▸ Material shown
○ ○ ○ ○ ○ ○ ○
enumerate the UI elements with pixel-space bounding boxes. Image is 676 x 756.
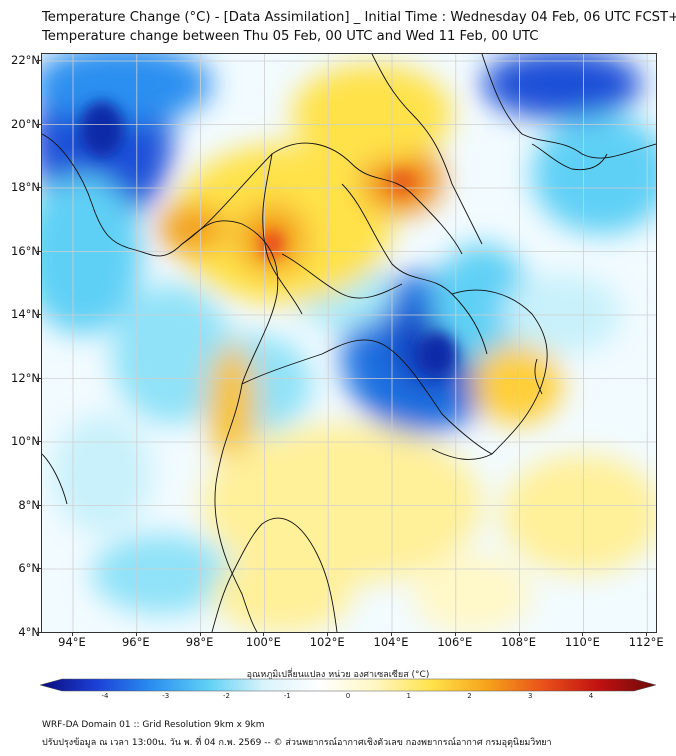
footer-credit: ปรับปรุงข้อมูล ณ เวลา 13:00น. วัน พ. ที่… (42, 738, 552, 748)
lon-label: 112°E (628, 635, 664, 649)
lon-label: 108°E (501, 635, 537, 649)
colorbar-tick-label: -2 (223, 692, 230, 700)
temperature-field (42, 54, 656, 632)
lon-tick (199, 632, 201, 636)
colorbar-tick-label: -4 (101, 692, 109, 700)
lat-label: 14°N (11, 307, 40, 321)
lat-tick (37, 631, 41, 633)
lon-tick (518, 632, 520, 636)
lat-label: 8°N (18, 497, 40, 512)
footer-model-info: WRF-DA Domain 01 :: Grid Resolution 9km … (42, 720, 265, 730)
lat-label: 22°N (11, 53, 40, 67)
lat-tick (37, 504, 41, 506)
lon-label: 106°E (437, 635, 473, 649)
lon-tick (327, 632, 329, 636)
map-gridlines (42, 54, 656, 632)
lat-label: 18°N (11, 180, 40, 194)
lat-tick (37, 441, 41, 442)
lat-label: 16°N (11, 243, 40, 258)
lat-label: 6°N (18, 561, 40, 575)
lat-tick (37, 123, 41, 125)
colorbar-tick-label: -1 (283, 692, 291, 700)
lon-tick (646, 632, 648, 636)
lon-label: 102°E (309, 635, 345, 649)
lat-tick (37, 568, 41, 569)
colorbar-tick-label: 1 (406, 692, 411, 700)
lat-tick (37, 314, 41, 315)
lat-tick (37, 377, 41, 379)
lat-label: 12°N (11, 370, 40, 385)
lon-tick (135, 632, 137, 636)
lat-label: 4°N (18, 624, 40, 639)
map-canvas (42, 54, 656, 632)
colorbar-title: อุณหภูมิเปลี่ยนแปลง หน่วย องศาเซลเซียส (… (246, 670, 430, 680)
lon-tick (391, 632, 392, 636)
lon-tick (582, 632, 584, 636)
colorbar-tick-label: 0 (345, 692, 351, 700)
lat-tick (37, 187, 41, 188)
chart-title: Temperature Change (°C) - [Data Assimila… (42, 10, 676, 25)
lon-label: 98°E (185, 635, 214, 649)
colorbar (40, 678, 656, 692)
lon-label: 96°E (121, 635, 150, 649)
chart-subtitle: Temperature change between Thu 05 Feb, 0… (42, 29, 539, 44)
lat-tick (37, 250, 41, 252)
lat-tick (37, 60, 41, 61)
lon-label: 104°E (373, 635, 409, 649)
colorbar-tick-label: 3 (528, 692, 533, 700)
lon-tick (454, 632, 456, 636)
colorbar-tick-label: 4 (588, 692, 594, 700)
lon-tick (263, 632, 265, 636)
lon-label: 100°E (245, 635, 281, 649)
colorbar-tick-label: 2 (467, 692, 472, 700)
lat-label: 20°N (11, 116, 40, 131)
lon-label: 110°E (564, 635, 600, 649)
lon-tick (72, 632, 73, 636)
country-borders (42, 54, 656, 632)
lat-label: 10°N (11, 434, 40, 448)
lon-label: 94°E (58, 635, 86, 649)
colorbar-tick-label: -3 (162, 692, 170, 700)
temperature-change-map (41, 53, 657, 633)
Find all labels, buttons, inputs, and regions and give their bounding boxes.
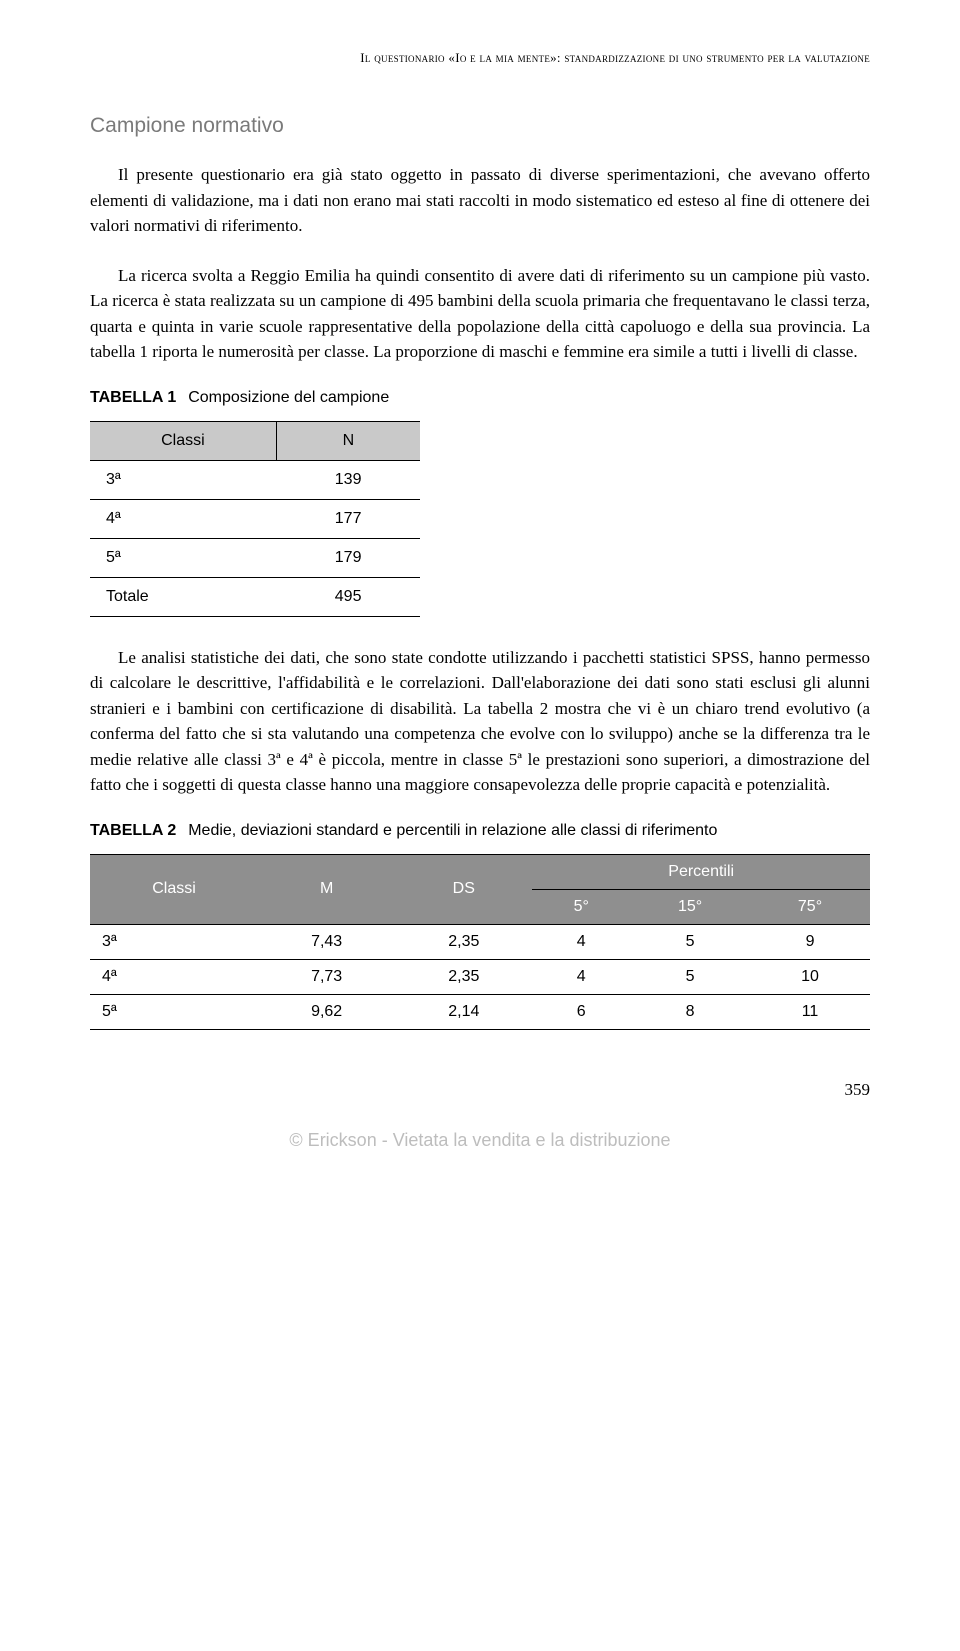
table-row: 3ª 139 bbox=[90, 460, 420, 499]
paragraph-2: La ricerca svolta a Reggio Emilia ha qui… bbox=[90, 263, 870, 365]
table2-label: TABELLA 2 bbox=[90, 822, 176, 839]
table1-col-classi: Classi bbox=[90, 421, 276, 460]
cell: 2,35 bbox=[395, 959, 532, 994]
cell: 3ª bbox=[90, 460, 276, 499]
table1-caption: TABELLA 1 Composizione del campione bbox=[90, 389, 870, 407]
table2-col-classi: Classi bbox=[90, 854, 258, 924]
table1-header-row: Classi N bbox=[90, 421, 420, 460]
section-heading: Campione normativo bbox=[90, 114, 870, 138]
table-row: Totale 495 bbox=[90, 577, 420, 616]
cell: 2,14 bbox=[395, 994, 532, 1029]
cell: 11 bbox=[750, 994, 870, 1029]
table1: Classi N 3ª 139 4ª 177 5ª 179 Totale 495 bbox=[90, 421, 420, 617]
cell: 177 bbox=[276, 499, 420, 538]
running-head: Il questionario «Io e la mia mente»: sta… bbox=[90, 50, 870, 66]
table2: Classi M DS Percentili 5° 15° 75° 3ª 7,4… bbox=[90, 854, 870, 1030]
table1-caption-text: Composizione del campione bbox=[188, 389, 389, 406]
table2-col-p15: 15° bbox=[630, 889, 750, 924]
table1-col-n: N bbox=[276, 421, 420, 460]
paragraph-1: Il presente questionario era già stato o… bbox=[90, 162, 870, 239]
table2-col-p75: 75° bbox=[750, 889, 870, 924]
cell: 5 bbox=[630, 924, 750, 959]
cell: 8 bbox=[630, 994, 750, 1029]
cell: 4ª bbox=[90, 959, 258, 994]
cell: 179 bbox=[276, 538, 420, 577]
cell: 7,43 bbox=[258, 924, 395, 959]
paragraph-2-text: La ricerca svolta a Reggio Emilia ha qui… bbox=[90, 266, 870, 362]
table-row: 4ª 7,73 2,35 4 5 10 bbox=[90, 959, 870, 994]
table2-header-row-1: Classi M DS Percentili bbox=[90, 854, 870, 889]
cell: 9,62 bbox=[258, 994, 395, 1029]
table-row: 3ª 7,43 2,35 4 5 9 bbox=[90, 924, 870, 959]
table-row: 5ª 179 bbox=[90, 538, 420, 577]
cell: 3ª bbox=[90, 924, 258, 959]
cell: 4 bbox=[532, 924, 630, 959]
cell: 139 bbox=[276, 460, 420, 499]
footer-copyright: © Erickson - Vietata la vendita e la dis… bbox=[90, 1130, 870, 1151]
cell: 9 bbox=[750, 924, 870, 959]
paragraph-1-text: Il presente questionario era già stato o… bbox=[90, 165, 870, 235]
cell: 4 bbox=[532, 959, 630, 994]
cell: 7,73 bbox=[258, 959, 395, 994]
table2-col-ds: DS bbox=[395, 854, 532, 924]
table2-caption-text: Medie, deviazioni standard e percentili … bbox=[188, 822, 717, 839]
table-row: 4ª 177 bbox=[90, 499, 420, 538]
table2-caption: TABELLA 2 Medie, deviazioni standard e pe… bbox=[90, 822, 870, 840]
cell: Totale bbox=[90, 577, 276, 616]
table2-col-m: M bbox=[258, 854, 395, 924]
cell: 495 bbox=[276, 577, 420, 616]
cell: 5 bbox=[630, 959, 750, 994]
cell: 5ª bbox=[90, 994, 258, 1029]
paragraph-3-text: Le analisi statistiche dei dati, che son… bbox=[90, 648, 870, 795]
cell: 5ª bbox=[90, 538, 276, 577]
cell: 10 bbox=[750, 959, 870, 994]
cell: 6 bbox=[532, 994, 630, 1029]
table1-label: TABELLA 1 bbox=[90, 389, 176, 406]
table2-col-p5: 5° bbox=[532, 889, 630, 924]
cell: 2,35 bbox=[395, 924, 532, 959]
table-row: 5ª 9,62 2,14 6 8 11 bbox=[90, 994, 870, 1029]
paragraph-3: Le analisi statistiche dei dati, che son… bbox=[90, 645, 870, 798]
cell: 4ª bbox=[90, 499, 276, 538]
page-number: 359 bbox=[90, 1080, 870, 1100]
table2-col-percentili: Percentili bbox=[532, 854, 870, 889]
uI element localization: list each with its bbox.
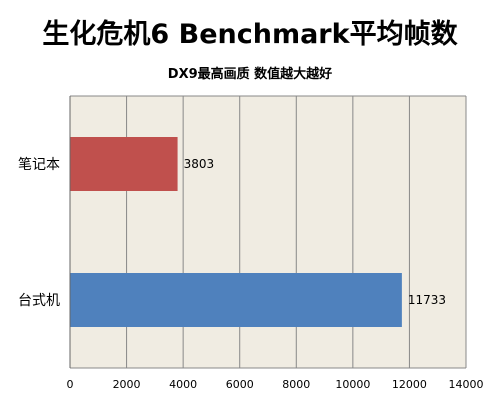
x-tick-label: 12000 bbox=[392, 378, 427, 391]
x-tick-label: 4000 bbox=[169, 378, 197, 391]
chart-subtitle: DX9最高画质 数值越大越好 bbox=[167, 67, 333, 82]
data-labels: 3803 11733 bbox=[184, 157, 446, 307]
data-label: 3803 bbox=[184, 157, 215, 171]
x-tick-label: 2000 bbox=[113, 378, 141, 391]
category-label: 台式机 bbox=[18, 293, 60, 309]
x-tick-label: 8000 bbox=[282, 378, 310, 391]
data-label: 11733 bbox=[408, 293, 446, 307]
bars bbox=[70, 137, 402, 327]
bar bbox=[70, 137, 178, 191]
x-tick-label: 14000 bbox=[449, 378, 484, 391]
plot-area bbox=[70, 96, 466, 368]
x-tick-labels: 0 2000 4000 6000 8000 10000 12000 14000 bbox=[67, 378, 484, 391]
x-tick-label: 10000 bbox=[335, 378, 370, 391]
chart-title: 生化危机6 Benchmark平均帧数 bbox=[42, 19, 458, 50]
category-label: 笔记本 bbox=[18, 157, 60, 173]
bar bbox=[70, 273, 402, 327]
x-tick-label: 6000 bbox=[226, 378, 254, 391]
x-tick-label: 0 bbox=[67, 378, 74, 391]
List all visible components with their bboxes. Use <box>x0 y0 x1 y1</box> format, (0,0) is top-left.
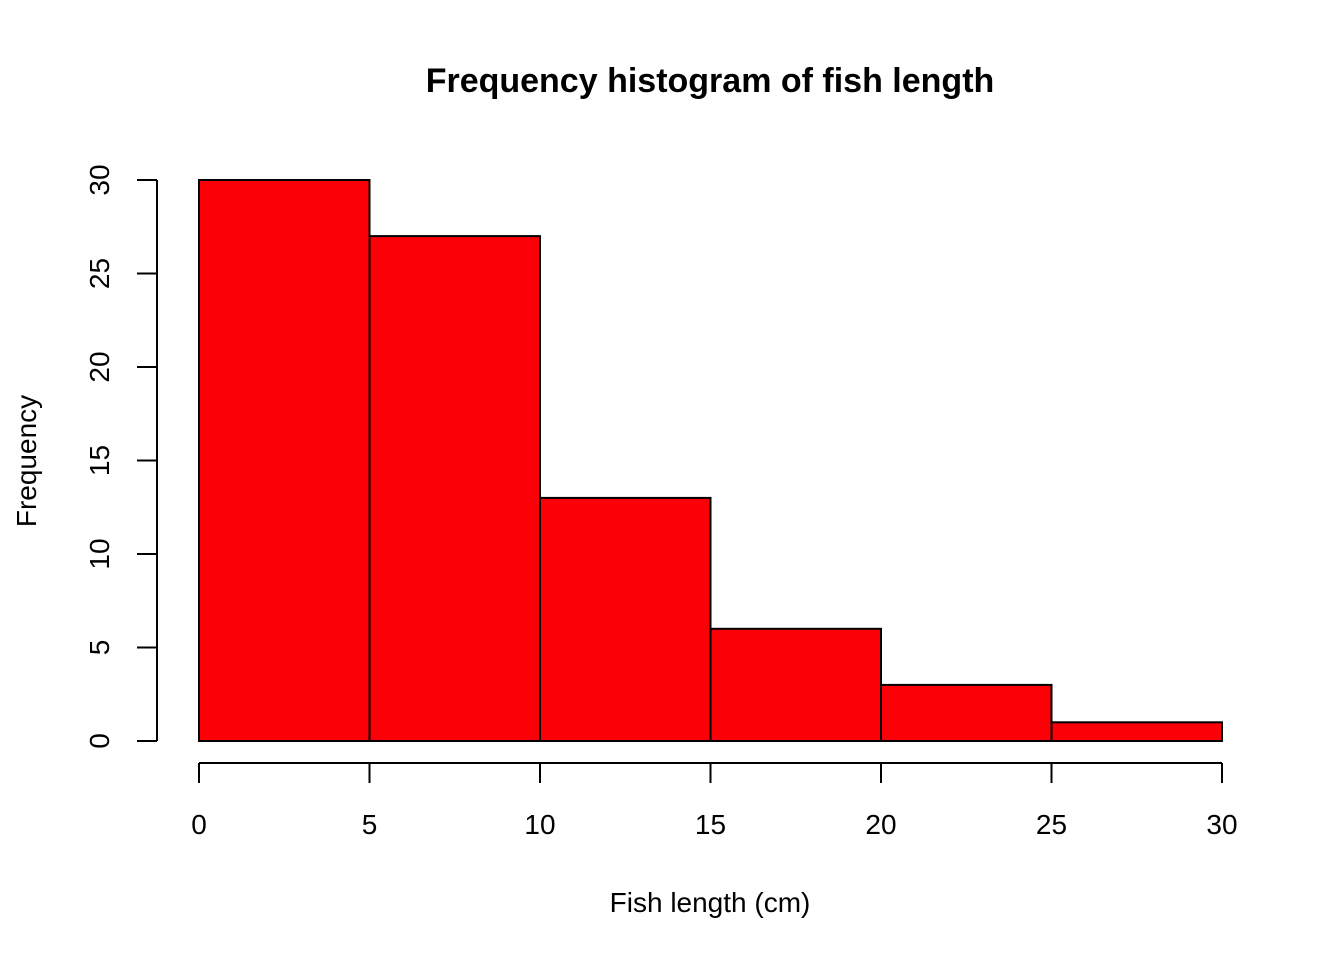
○ ○ ○ ○ ○ ○ ○
Reproduce the lines above verbatim, starting at the line that contains "footer-credit: ปรับปรุงข้อมูล ณ" and ending at the line that contains "lat-tick (37, 314, 41, 315)", with both included.

▸ Answer to the exercise
footer-credit: ปรับปรุงข้อมูล ณ เวลา 13:00น. วัน พ. ที่… (42, 738, 552, 748)
lon-label: 112°E (628, 635, 664, 649)
lon-label: 108°E (501, 635, 537, 649)
colorbar-tick-label: -2 (223, 692, 230, 700)
temperature-field (42, 54, 656, 632)
lon-tick (199, 632, 201, 636)
colorbar-tick-label: -4 (101, 692, 109, 700)
lat-label: 14°N (11, 307, 40, 321)
lat-tick (37, 631, 41, 633)
lon-tick (518, 632, 520, 636)
lat-label: 8°N (18, 497, 40, 512)
footer-model-info: WRF-DA Domain 01 :: Grid Resolution 9km … (42, 720, 265, 730)
lat-label: 22°N (11, 53, 40, 67)
lat-tick (37, 504, 41, 506)
lon-label: 106°E (437, 635, 473, 649)
lon-tick (327, 632, 329, 636)
map-gridlines (42, 54, 656, 632)
lat-label: 18°N (11, 180, 40, 194)
lat-tick (37, 441, 41, 442)
lat-label: 16°N (11, 243, 40, 258)
lat-label: 6°N (18, 561, 40, 575)
lat-tick (37, 123, 41, 125)
colorbar-tick-label: -1 (283, 692, 291, 700)
lon-tick (646, 632, 648, 636)
lon-label: 102°E (309, 635, 345, 649)
lat-tick (37, 568, 41, 569)
colorbar-tick-label: 1 (406, 692, 411, 700)
lat-tick (37, 314, 41, 315)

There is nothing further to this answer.